• **REQUIREMENTS**: The records below hold pictures; please leave those out and retype the rest exactly.

— START OF EXCERPTED RECORDS —

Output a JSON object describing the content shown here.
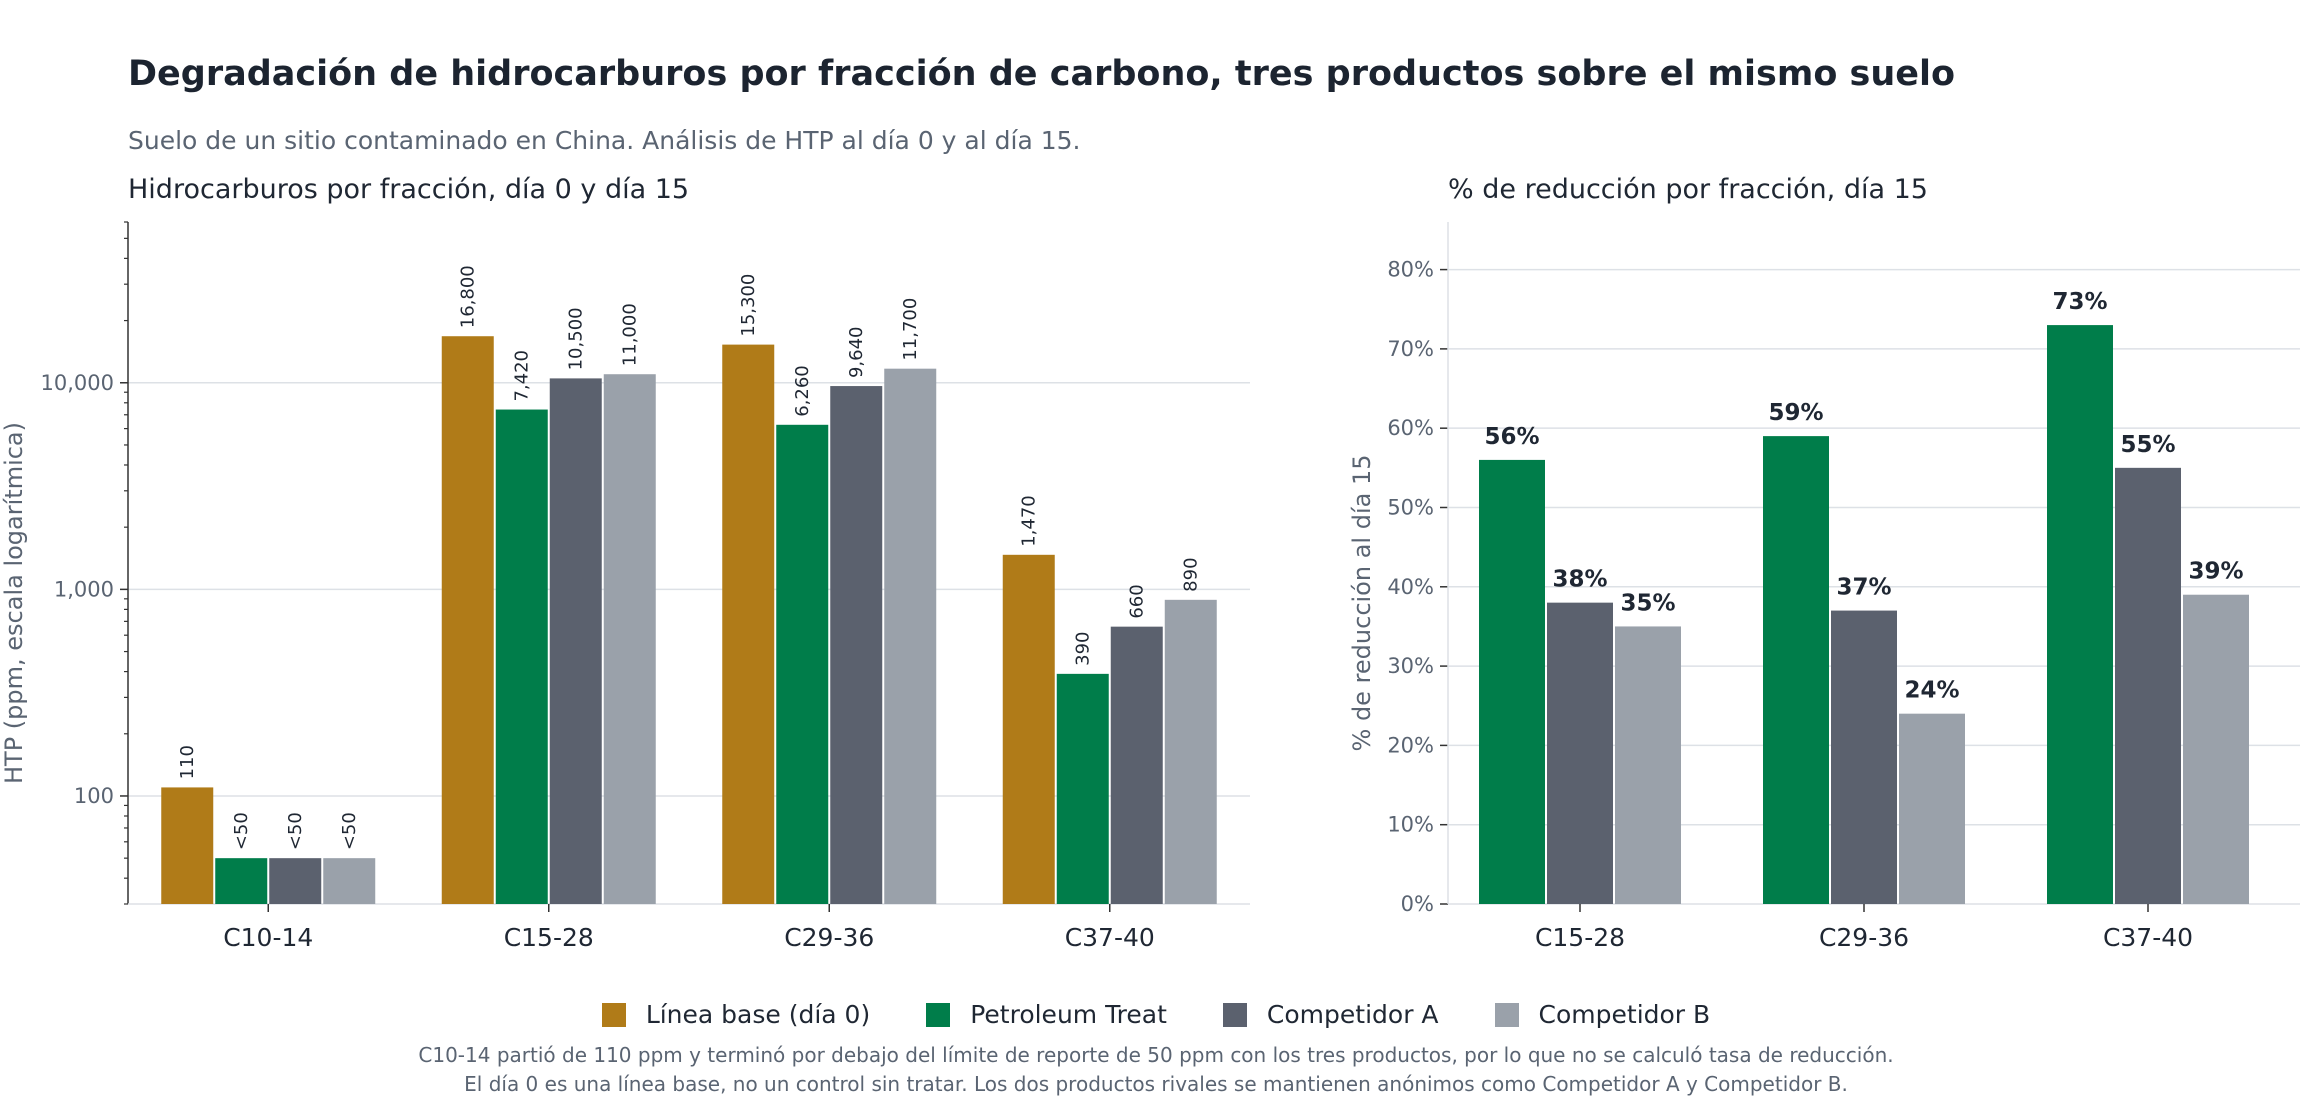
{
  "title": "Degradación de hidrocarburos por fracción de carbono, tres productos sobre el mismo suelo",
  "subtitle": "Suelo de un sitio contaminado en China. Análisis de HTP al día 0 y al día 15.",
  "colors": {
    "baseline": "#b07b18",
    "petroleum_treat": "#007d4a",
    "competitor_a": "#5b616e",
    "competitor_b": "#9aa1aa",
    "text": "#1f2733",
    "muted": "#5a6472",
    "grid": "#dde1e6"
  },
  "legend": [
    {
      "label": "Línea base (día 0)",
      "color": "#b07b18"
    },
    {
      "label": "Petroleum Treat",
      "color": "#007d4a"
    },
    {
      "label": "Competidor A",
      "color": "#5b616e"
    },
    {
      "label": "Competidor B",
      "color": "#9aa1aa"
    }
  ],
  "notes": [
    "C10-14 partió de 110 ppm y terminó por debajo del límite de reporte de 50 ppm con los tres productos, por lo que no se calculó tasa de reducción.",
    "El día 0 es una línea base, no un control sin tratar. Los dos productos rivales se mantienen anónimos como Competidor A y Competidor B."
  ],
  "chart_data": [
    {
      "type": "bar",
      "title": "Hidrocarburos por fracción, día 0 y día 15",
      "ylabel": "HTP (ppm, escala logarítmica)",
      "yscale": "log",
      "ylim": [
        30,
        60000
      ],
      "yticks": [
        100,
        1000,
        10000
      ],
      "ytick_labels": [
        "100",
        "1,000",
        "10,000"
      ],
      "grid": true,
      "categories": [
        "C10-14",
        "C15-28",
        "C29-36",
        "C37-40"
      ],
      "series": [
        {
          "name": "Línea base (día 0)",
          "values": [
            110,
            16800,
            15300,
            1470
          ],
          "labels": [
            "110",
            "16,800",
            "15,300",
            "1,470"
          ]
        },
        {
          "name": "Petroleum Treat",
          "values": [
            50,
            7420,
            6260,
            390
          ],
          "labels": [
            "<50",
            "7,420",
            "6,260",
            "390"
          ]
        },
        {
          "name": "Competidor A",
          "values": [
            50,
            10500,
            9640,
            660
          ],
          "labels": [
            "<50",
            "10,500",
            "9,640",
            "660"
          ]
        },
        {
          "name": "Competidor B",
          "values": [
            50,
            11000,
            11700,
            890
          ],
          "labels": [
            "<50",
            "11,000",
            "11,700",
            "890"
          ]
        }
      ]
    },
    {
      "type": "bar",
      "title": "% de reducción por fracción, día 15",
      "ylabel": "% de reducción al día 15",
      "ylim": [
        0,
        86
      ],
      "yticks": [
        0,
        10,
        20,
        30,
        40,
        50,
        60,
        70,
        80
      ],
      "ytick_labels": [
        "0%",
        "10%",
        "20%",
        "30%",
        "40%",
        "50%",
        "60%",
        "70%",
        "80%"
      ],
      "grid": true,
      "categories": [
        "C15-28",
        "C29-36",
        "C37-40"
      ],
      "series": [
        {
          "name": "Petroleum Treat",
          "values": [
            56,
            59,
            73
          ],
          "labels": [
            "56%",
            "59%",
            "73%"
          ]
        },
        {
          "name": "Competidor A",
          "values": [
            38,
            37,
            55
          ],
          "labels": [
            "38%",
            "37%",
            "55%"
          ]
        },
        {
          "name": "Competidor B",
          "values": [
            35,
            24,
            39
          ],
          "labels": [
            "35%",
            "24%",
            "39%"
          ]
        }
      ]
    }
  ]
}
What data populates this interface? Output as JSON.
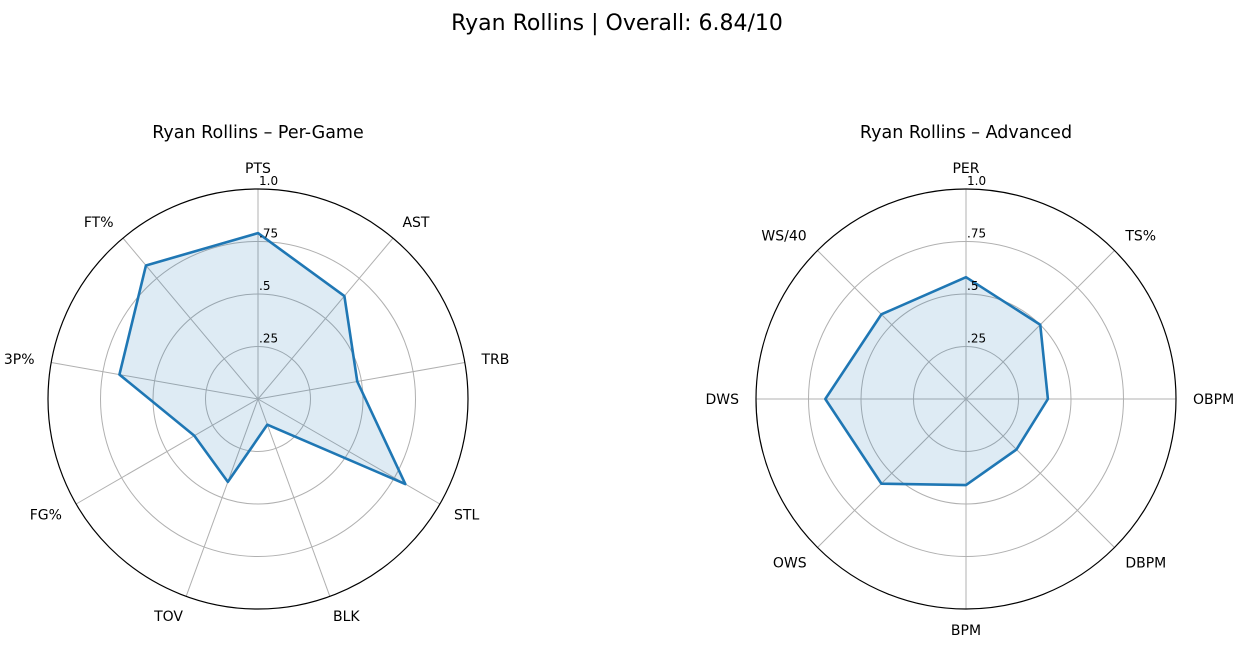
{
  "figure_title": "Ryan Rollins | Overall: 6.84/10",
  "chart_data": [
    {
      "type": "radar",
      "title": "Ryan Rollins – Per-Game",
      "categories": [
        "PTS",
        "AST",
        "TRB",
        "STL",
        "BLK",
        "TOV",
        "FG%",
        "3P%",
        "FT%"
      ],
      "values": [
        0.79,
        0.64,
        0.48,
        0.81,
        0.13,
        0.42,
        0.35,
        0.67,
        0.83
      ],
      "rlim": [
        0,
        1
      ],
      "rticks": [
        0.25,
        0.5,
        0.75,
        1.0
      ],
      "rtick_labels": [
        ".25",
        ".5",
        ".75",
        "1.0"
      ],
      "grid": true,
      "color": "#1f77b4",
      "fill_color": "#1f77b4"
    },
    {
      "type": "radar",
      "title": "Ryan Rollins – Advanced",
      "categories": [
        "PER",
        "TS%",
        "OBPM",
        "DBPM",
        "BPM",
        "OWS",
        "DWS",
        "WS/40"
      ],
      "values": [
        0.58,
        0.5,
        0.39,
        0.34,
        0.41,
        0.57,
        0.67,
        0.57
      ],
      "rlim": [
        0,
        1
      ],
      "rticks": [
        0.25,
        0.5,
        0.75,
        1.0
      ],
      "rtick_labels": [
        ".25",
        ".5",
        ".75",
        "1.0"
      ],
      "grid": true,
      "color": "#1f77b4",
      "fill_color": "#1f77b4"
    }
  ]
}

— END OF EXCERPTED RECORDS —

• **TASK SOLUTION**:
Output a JSON object describing the content shown here.
{
  "title": "Degradación de hidrocarburos por fracción de carbono, tres productos sobre el mismo suelo",
  "subtitle": "Suelo de un sitio contaminado en China. Análisis de HTP al día 0 y al día 15.",
  "colors": {
    "baseline": "#b07b18",
    "petroleum_treat": "#007d4a",
    "competitor_a": "#5b616e",
    "competitor_b": "#9aa1aa",
    "text": "#1f2733",
    "muted": "#5a6472",
    "grid": "#dde1e6"
  },
  "legend": [
    {
      "label": "Línea base (día 0)",
      "color": "#b07b18"
    },
    {
      "label": "Petroleum Treat",
      "color": "#007d4a"
    },
    {
      "label": "Competidor A",
      "color": "#5b616e"
    },
    {
      "label": "Competidor B",
      "color": "#9aa1aa"
    }
  ],
  "notes": [
    "C10-14 partió de 110 ppm y terminó por debajo del límite de reporte de 50 ppm con los tres productos, por lo que no se calculó tasa de reducción.",
    "El día 0 es una línea base, no un control sin tratar. Los dos productos rivales se mantienen anónimos como Competidor A y Competidor B."
  ],
  "chart_data": [
    {
      "type": "bar",
      "title": "Hidrocarburos por fracción, día 0 y día 15",
      "ylabel": "HTP (ppm, escala logarítmica)",
      "yscale": "log",
      "ylim": [
        30,
        60000
      ],
      "yticks": [
        100,
        1000,
        10000
      ],
      "ytick_labels": [
        "100",
        "1,000",
        "10,000"
      ],
      "grid": true,
      "categories": [
        "C10-14",
        "C15-28",
        "C29-36",
        "C37-40"
      ],
      "series": [
        {
          "name": "Línea base (día 0)",
          "values": [
            110,
            16800,
            15300,
            1470
          ],
          "labels": [
            "110",
            "16,800",
            "15,300",
            "1,470"
          ]
        },
        {
          "name": "Petroleum Treat",
          "values": [
            50,
            7420,
            6260,
            390
          ],
          "labels": [
            "<50",
            "7,420",
            "6,260",
            "390"
          ]
        },
        {
          "name": "Competidor A",
          "values": [
            50,
            10500,
            9640,
            660
          ],
          "labels": [
            "<50",
            "10,500",
            "9,640",
            "660"
          ]
        },
        {
          "name": "Competidor B",
          "values": [
            50,
            11000,
            11700,
            890
          ],
          "labels": [
            "<50",
            "11,000",
            "11,700",
            "890"
          ]
        }
      ]
    },
    {
      "type": "bar",
      "title": "% de reducción por fracción, día 15",
      "ylabel": "% de reducción al día 15",
      "ylim": [
        0,
        86
      ],
      "yticks": [
        0,
        10,
        20,
        30,
        40,
        50,
        60,
        70,
        80
      ],
      "ytick_labels": [
        "0%",
        "10%",
        "20%",
        "30%",
        "40%",
        "50%",
        "60%",
        "70%",
        "80%"
      ],
      "grid": true,
      "categories": [
        "C15-28",
        "C29-36",
        "C37-40"
      ],
      "series": [
        {
          "name": "Petroleum Treat",
          "values": [
            56,
            59,
            73
          ],
          "labels": [
            "56%",
            "59%",
            "73%"
          ]
        },
        {
          "name": "Competidor A",
          "values": [
            38,
            37,
            55
          ],
          "labels": [
            "38%",
            "37%",
            "55%"
          ]
        },
        {
          "name": "Competidor B",
          "values": [
            35,
            24,
            39
          ],
          "labels": [
            "35%",
            "24%",
            "39%"
          ]
        }
      ]
    }
  ]
}
What data populates this interface? Output as JSON.
{
  "figure_title": "Ryan Rollins | Overall: 6.84/10",
  "chart_data": [
    {
      "type": "radar",
      "title": "Ryan Rollins – Per-Game",
      "categories": [
        "PTS",
        "AST",
        "TRB",
        "STL",
        "BLK",
        "TOV",
        "FG%",
        "3P%",
        "FT%"
      ],
      "values": [
        0.79,
        0.64,
        0.48,
        0.81,
        0.13,
        0.42,
        0.35,
        0.67,
        0.83
      ],
      "rlim": [
        0,
        1
      ],
      "rticks": [
        0.25,
        0.5,
        0.75,
        1.0
      ],
      "rtick_labels": [
        ".25",
        ".5",
        ".75",
        "1.0"
      ],
      "grid": true,
      "color": "#1f77b4",
      "fill_color": "#1f77b4"
    },
    {
      "type": "radar",
      "title": "Ryan Rollins – Advanced",
      "categories": [
        "PER",
        "TS%",
        "OBPM",
        "DBPM",
        "BPM",
        "OWS",
        "DWS",
        "WS/40"
      ],
      "values": [
        0.58,
        0.5,
        0.39,
        0.34,
        0.41,
        0.57,
        0.67,
        0.57
      ],
      "rlim": [
        0,
        1
      ],
      "rticks": [
        0.25,
        0.5,
        0.75,
        1.0
      ],
      "rtick_labels": [
        ".25",
        ".5",
        ".75",
        "1.0"
      ],
      "grid": true,
      "color": "#1f77b4",
      "fill_color": "#1f77b4"
    }
  ]
}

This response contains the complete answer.